EXERCISE DETAILS: From the entries below, pull out each line where "height" appears.

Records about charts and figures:
▶
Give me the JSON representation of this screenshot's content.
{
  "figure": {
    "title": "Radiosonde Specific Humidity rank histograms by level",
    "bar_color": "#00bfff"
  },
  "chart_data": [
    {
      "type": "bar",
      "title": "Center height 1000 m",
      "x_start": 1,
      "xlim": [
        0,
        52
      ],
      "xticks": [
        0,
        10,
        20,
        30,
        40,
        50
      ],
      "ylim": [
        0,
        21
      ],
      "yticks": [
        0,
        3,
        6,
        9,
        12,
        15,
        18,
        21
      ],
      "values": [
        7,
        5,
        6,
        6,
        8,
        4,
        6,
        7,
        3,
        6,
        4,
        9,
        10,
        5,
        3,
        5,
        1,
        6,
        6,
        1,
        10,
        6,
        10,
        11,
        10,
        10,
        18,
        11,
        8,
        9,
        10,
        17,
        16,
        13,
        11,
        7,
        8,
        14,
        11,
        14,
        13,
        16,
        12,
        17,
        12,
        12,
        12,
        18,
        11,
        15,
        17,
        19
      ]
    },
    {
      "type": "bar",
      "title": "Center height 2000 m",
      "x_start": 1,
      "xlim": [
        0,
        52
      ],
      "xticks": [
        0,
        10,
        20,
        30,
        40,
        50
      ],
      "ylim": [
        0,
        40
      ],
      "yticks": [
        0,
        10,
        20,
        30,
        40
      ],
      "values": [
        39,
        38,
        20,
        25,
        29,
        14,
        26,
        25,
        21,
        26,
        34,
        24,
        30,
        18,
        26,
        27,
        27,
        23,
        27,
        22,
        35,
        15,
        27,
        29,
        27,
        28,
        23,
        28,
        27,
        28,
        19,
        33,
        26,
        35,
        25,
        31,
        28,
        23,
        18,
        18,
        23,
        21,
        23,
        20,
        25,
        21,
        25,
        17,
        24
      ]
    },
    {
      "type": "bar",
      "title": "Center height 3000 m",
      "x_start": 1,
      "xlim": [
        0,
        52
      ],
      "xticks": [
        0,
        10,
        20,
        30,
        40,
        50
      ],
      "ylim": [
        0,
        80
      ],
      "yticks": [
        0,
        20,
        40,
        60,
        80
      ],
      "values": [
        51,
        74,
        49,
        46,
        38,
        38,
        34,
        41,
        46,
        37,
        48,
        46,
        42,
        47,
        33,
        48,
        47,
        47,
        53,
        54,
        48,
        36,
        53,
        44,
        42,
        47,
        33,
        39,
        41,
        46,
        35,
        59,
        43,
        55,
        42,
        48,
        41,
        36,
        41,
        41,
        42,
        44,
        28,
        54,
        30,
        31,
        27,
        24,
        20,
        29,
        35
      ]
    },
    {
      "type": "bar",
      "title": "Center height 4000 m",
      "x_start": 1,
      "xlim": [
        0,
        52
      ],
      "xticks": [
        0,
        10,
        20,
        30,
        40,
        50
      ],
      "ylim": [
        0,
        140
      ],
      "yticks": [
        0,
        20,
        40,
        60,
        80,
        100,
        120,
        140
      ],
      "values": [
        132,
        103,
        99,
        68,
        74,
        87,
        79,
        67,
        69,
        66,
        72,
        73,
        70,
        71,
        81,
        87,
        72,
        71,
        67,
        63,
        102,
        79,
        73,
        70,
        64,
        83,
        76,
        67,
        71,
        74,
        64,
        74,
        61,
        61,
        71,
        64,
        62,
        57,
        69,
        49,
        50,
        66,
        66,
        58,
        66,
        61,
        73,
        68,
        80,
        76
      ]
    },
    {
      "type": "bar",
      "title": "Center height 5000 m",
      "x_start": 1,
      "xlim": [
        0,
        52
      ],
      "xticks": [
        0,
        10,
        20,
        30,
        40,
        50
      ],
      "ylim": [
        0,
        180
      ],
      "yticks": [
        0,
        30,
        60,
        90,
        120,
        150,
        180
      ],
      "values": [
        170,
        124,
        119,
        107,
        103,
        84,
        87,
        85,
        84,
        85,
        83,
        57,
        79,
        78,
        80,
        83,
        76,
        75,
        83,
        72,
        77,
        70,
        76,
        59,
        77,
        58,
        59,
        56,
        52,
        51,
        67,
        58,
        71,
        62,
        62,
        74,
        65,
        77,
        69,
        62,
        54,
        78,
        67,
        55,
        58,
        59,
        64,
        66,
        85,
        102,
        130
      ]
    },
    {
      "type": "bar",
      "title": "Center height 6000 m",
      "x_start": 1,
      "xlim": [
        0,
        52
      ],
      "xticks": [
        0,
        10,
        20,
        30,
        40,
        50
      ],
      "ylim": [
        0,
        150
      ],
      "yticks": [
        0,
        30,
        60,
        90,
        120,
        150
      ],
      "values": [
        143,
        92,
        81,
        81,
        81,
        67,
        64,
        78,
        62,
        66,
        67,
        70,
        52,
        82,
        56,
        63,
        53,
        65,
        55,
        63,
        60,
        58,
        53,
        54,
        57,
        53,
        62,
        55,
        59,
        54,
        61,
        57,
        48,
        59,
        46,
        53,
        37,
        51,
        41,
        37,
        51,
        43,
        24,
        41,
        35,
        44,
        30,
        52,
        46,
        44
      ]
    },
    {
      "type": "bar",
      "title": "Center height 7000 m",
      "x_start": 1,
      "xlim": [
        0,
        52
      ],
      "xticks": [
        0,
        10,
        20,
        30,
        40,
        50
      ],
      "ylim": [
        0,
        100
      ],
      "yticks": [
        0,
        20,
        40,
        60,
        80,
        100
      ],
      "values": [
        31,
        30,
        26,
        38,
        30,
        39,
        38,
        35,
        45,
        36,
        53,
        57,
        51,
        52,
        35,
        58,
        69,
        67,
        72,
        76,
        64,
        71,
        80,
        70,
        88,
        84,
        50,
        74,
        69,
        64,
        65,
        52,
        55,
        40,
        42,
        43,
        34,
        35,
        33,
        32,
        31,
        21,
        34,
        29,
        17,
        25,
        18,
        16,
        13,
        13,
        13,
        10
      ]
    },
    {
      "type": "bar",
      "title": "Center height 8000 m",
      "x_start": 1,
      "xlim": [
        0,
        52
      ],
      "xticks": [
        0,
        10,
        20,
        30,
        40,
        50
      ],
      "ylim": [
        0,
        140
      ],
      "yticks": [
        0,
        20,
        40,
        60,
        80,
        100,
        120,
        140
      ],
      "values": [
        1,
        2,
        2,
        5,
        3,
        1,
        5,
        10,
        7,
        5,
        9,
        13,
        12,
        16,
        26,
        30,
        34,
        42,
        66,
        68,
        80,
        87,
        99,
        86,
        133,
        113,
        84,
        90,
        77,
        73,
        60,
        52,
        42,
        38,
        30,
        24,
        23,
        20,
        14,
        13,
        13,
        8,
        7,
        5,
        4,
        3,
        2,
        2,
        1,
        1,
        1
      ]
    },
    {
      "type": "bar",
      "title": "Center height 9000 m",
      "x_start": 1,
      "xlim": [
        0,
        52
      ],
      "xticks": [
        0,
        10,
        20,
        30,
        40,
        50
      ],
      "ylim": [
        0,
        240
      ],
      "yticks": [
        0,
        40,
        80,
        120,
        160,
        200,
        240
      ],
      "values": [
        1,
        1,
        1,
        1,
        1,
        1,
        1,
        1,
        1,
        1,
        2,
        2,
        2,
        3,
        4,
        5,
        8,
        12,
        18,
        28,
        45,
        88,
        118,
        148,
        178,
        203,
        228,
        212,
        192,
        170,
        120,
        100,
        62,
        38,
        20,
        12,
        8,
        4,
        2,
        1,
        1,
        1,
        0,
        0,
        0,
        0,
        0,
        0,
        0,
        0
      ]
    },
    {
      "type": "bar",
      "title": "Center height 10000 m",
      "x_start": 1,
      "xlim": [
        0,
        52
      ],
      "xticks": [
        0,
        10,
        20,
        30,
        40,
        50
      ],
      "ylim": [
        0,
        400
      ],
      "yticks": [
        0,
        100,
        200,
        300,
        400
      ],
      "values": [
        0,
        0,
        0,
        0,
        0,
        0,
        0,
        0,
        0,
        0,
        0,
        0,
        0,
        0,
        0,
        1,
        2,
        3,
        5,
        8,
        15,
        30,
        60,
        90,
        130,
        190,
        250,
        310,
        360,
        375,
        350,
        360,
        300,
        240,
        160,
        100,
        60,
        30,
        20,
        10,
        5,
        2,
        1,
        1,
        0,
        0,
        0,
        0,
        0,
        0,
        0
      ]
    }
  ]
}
◀
REPLY TO THE EXERCISE:
      "title": "Center height 1000 m",
      "title": "Center height 2000 m",
      "title": "Center height 3000 m",
      "title": "Center height 4000 m",
      "title": "Center height 5000 m",
      "title": "Center height 6000 m",
      "title": "Center height 7000 m",
      "title": "Center height 8000 m",
      "title": "Center height 9000 m",
      "title": "Center height 10000 m",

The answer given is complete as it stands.